Repeat every line of the material, character for character.

— Begin —

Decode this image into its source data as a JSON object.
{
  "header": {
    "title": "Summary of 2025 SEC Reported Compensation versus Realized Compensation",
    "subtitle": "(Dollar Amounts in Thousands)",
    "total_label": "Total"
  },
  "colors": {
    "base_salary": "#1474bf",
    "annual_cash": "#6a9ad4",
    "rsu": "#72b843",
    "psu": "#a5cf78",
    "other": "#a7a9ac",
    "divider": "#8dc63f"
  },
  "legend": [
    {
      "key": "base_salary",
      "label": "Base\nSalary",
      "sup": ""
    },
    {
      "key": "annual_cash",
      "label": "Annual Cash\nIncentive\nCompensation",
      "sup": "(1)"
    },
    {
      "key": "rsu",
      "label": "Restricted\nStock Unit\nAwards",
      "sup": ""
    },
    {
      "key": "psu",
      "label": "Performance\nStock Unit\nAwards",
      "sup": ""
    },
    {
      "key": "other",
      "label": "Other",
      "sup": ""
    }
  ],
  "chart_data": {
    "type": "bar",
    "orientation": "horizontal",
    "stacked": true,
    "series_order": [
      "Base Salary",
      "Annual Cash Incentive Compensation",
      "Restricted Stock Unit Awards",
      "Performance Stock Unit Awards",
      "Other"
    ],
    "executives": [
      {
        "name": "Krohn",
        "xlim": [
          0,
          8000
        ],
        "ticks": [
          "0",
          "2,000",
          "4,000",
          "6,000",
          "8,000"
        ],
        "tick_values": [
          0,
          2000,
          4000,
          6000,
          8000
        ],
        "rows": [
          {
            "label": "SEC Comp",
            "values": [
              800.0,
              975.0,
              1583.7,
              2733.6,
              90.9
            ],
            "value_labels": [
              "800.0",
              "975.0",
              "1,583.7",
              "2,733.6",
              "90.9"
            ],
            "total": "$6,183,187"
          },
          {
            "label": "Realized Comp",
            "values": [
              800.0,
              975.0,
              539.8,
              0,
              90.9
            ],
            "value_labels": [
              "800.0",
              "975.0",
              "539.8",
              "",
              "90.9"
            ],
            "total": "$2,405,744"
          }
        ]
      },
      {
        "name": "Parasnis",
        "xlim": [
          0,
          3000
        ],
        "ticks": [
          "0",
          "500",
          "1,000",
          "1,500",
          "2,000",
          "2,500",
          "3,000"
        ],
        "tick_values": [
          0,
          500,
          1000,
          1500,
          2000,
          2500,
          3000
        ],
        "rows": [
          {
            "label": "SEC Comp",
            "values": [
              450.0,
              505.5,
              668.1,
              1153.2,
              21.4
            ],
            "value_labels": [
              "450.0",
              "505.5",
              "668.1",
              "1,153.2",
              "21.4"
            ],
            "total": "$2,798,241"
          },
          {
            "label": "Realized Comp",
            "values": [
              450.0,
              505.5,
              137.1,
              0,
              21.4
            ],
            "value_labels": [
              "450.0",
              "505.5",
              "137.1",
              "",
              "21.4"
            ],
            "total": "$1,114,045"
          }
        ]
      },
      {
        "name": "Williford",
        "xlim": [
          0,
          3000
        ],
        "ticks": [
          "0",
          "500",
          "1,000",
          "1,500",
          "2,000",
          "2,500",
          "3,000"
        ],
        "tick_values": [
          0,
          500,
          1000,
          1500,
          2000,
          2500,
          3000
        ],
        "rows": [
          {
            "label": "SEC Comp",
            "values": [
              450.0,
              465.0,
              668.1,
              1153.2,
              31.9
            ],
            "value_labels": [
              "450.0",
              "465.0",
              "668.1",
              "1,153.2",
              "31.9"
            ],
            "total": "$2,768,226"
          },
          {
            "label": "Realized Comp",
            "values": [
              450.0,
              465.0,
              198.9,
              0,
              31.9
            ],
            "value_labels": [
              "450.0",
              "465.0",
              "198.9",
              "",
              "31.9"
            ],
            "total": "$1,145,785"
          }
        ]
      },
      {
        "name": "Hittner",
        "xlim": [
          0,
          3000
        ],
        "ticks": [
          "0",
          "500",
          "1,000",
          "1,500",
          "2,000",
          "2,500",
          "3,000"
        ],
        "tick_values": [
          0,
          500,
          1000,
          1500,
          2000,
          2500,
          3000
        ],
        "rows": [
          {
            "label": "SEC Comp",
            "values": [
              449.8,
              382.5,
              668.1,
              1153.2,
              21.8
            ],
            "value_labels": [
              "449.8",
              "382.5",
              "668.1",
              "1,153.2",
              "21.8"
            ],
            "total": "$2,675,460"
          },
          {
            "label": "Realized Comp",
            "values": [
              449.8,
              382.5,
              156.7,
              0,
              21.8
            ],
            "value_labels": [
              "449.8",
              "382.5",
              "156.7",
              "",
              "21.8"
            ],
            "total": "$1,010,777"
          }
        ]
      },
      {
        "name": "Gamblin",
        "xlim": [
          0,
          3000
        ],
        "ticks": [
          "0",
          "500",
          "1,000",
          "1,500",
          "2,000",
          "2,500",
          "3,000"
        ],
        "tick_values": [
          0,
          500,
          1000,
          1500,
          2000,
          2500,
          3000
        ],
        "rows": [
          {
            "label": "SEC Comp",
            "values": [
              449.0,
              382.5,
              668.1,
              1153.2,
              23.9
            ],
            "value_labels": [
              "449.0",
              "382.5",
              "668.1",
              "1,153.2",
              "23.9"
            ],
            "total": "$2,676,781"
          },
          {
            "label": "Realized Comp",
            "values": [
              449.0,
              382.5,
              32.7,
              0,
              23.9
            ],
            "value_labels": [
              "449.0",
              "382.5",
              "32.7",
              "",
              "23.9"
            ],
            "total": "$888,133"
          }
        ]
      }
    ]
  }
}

— End —

REPLY TO THE EXERCISE:
Decode this image into its source data as a JSON object.
{
  "header": {
    "title": "Summary of 2025 SEC Reported Compensation versus Realized Compensation",
    "subtitle": "(Dollar Amounts in Thousands)",
    "total_label": "Total"
  },
  "colors": {
    "base_salary": "#1474bf",
    "annual_cash": "#6a9ad4",
    "rsu": "#72b843",
    "psu": "#a5cf78",
    "other": "#a7a9ac",
    "divider": "#8dc63f"
  },
  "legend": [
    {
      "key": "base_salary",
      "label": "Base\nSalary",
      "sup": ""
    },
    {
      "key": "annual_cash",
      "label": "Annual Cash\nIncentive\nCompensation",
      "sup": "(1)"
    },
    {
      "key": "rsu",
      "label": "Restricted\nStock Unit\nAwards",
      "sup": ""
    },
    {
      "key": "psu",
      "label": "Performance\nStock Unit\nAwards",
      "sup": ""
    },
    {
      "key": "other",
      "label": "Other",
      "sup": ""
    }
  ],
  "chart_data": {
    "type": "bar",
    "orientation": "horizontal",
    "stacked": true,
    "series_order": [
      "Base Salary",
      "Annual Cash Incentive Compensation",
      "Restricted Stock Unit Awards",
      "Performance Stock Unit Awards",
      "Other"
    ],
    "executives": [
      {
        "name": "Krohn",
        "xlim": [
          0,
          8000
        ],
        "ticks": [
          "0",
          "2,000",
          "4,000",
          "6,000",
          "8,000"
        ],
        "tick_values": [
          0,
          2000,
          4000,
          6000,
          8000
        ],
        "rows": [
          {
            "label": "SEC Comp",
            "values": [
              800.0,
              975.0,
              1583.7,
              2733.6,
              90.9
            ],
            "value_labels": [
              "800.0",
              "975.0",
              "1,583.7",
              "2,733.6",
              "90.9"
            ],
            "total": "$6,183,187"
          },
          {
            "label": "Realized Comp",
            "values": [
              800.0,
              975.0,
              539.8,
              0,
              90.9
            ],
            "value_labels": [
              "800.0",
              "975.0",
              "539.8",
              "",
              "90.9"
            ],
            "total": "$2,405,744"
          }
        ]
      },
      {
        "name": "Parasnis",
        "xlim": [
          0,
          3000
        ],
        "ticks": [
          "0",
          "500",
          "1,000",
          "1,500",
          "2,000",
          "2,500",
          "3,000"
        ],
        "tick_values": [
          0,
          500,
          1000,
          1500,
          2000,
          2500,
          3000
        ],
        "rows": [
          {
            "label": "SEC Comp",
            "values": [
              450.0,
              505.5,
              668.1,
              1153.2,
              21.4
            ],
            "value_labels": [
              "450.0",
              "505.5",
              "668.1",
              "1,153.2",
              "21.4"
            ],
            "total": "$2,798,241"
          },
          {
            "label": "Realized Comp",
            "values": [
              450.0,
              505.5,
              137.1,
              0,
              21.4
            ],
            "value_labels": [
              "450.0",
              "505.5",
              "137.1",
              "",
              "21.4"
            ],
            "total": "$1,114,045"
          }
        ]
      },
      {
        "name": "Williford",
        "xlim": [
          0,
          3000
        ],
        "ticks": [
          "0",
          "500",
          "1,000",
          "1,500",
          "2,000",
          "2,500",
          "3,000"
        ],
        "tick_values": [
          0,
          500,
          1000,
          1500,
          2000,
          2500,
          3000
        ],
        "rows": [
          {
            "label": "SEC Comp",
            "values": [
              450.0,
              465.0,
              668.1,
              1153.2,
              31.9
            ],
            "value_labels": [
              "450.0",
              "465.0",
              "668.1",
              "1,153.2",
              "31.9"
            ],
            "total": "$2,768,226"
          },
          {
            "label": "Realized Comp",
            "values": [
              450.0,
              465.0,
              198.9,
              0,
              31.9
            ],
            "value_labels": [
              "450.0",
              "465.0",
              "198.9",
              "",
              "31.9"
            ],
            "total": "$1,145,785"
          }
        ]
      },
      {
        "name": "Hittner",
        "xlim": [
          0,
          3000
        ],
        "ticks": [
          "0",
          "500",
          "1,000",
          "1,500",
          "2,000",
          "2,500",
          "3,000"
        ],
        "tick_values": [
          0,
          500,
          1000,
          1500,
          2000,
          2500,
          3000
        ],
        "rows": [
          {
            "label": "SEC Comp",
            "values": [
              449.8,
              382.5,
              668.1,
              1153.2,
              21.8
            ],
            "value_labels": [
              "449.8",
              "382.5",
              "668.1",
              "1,153.2",
              "21.8"
            ],
            "total": "$2,675,460"
          },
          {
            "label": "Realized Comp",
            "values": [
              449.8,
              382.5,
              156.7,
              0,
              21.8
            ],
            "value_labels": [
              "449.8",
              "382.5",
              "156.7",
              "",
              "21.8"
            ],
            "total": "$1,010,777"
          }
        ]
      },
      {
        "name": "Gamblin",
        "xlim": [
          0,
          3000
        ],
        "ticks": [
          "0",
          "500",
          "1,000",
          "1,500",
          "2,000",
          "2,500",
          "3,000"
        ],
        "tick_values": [
          0,
          500,
          1000,
          1500,
          2000,
          2500,
          3000
        ],
        "rows": [
          {
            "label": "SEC Comp",
            "values": [
              449.0,
              382.5,
              668.1,
              1153.2,
              23.9
            ],
            "value_labels": [
              "449.0",
              "382.5",
              "668.1",
              "1,153.2",
              "23.9"
            ],
            "total": "$2,676,781"
          },
          {
            "label": "Realized Comp",
            "values": [
              449.0,
              382.5,
              32.7,
              0,
              23.9
            ],
            "value_labels": [
              "449.0",
              "382.5",
              "32.7",
              "",
              "23.9"
            ],
            "total": "$888,133"
          }
        ]
      }
    ]
  }
}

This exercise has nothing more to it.